• PROBLEM REQUIREMENTS
Pull out every line from the listing that has the word "distinct".

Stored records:
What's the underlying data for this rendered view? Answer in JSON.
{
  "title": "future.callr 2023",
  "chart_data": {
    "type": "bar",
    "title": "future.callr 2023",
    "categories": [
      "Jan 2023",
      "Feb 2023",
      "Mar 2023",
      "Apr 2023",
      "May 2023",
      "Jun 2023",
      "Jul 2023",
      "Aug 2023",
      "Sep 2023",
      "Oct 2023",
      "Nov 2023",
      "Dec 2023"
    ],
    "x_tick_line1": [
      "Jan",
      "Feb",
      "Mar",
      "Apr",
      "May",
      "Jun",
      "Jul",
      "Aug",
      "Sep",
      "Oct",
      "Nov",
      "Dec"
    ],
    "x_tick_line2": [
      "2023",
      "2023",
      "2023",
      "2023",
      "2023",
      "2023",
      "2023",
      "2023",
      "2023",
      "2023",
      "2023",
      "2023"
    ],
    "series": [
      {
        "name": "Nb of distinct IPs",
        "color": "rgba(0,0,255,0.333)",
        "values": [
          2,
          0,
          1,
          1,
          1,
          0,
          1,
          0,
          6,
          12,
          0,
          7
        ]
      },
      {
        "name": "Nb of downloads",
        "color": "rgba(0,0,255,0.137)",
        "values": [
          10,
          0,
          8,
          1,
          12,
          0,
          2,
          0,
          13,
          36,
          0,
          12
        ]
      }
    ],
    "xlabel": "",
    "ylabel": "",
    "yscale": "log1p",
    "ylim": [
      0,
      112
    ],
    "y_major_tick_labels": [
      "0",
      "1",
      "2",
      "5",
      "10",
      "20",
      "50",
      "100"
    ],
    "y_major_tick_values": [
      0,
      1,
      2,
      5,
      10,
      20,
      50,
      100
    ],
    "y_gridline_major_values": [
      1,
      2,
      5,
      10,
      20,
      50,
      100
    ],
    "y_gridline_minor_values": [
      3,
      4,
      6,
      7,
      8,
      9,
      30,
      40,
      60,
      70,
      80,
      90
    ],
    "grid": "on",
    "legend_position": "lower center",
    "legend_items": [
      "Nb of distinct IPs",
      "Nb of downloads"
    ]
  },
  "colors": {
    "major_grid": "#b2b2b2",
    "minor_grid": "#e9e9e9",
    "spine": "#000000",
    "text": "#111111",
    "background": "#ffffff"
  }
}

• ANSWER TO THE PROBLEM
        "name": "Nb of distinct IPs",
      "Nb of distinct IPs",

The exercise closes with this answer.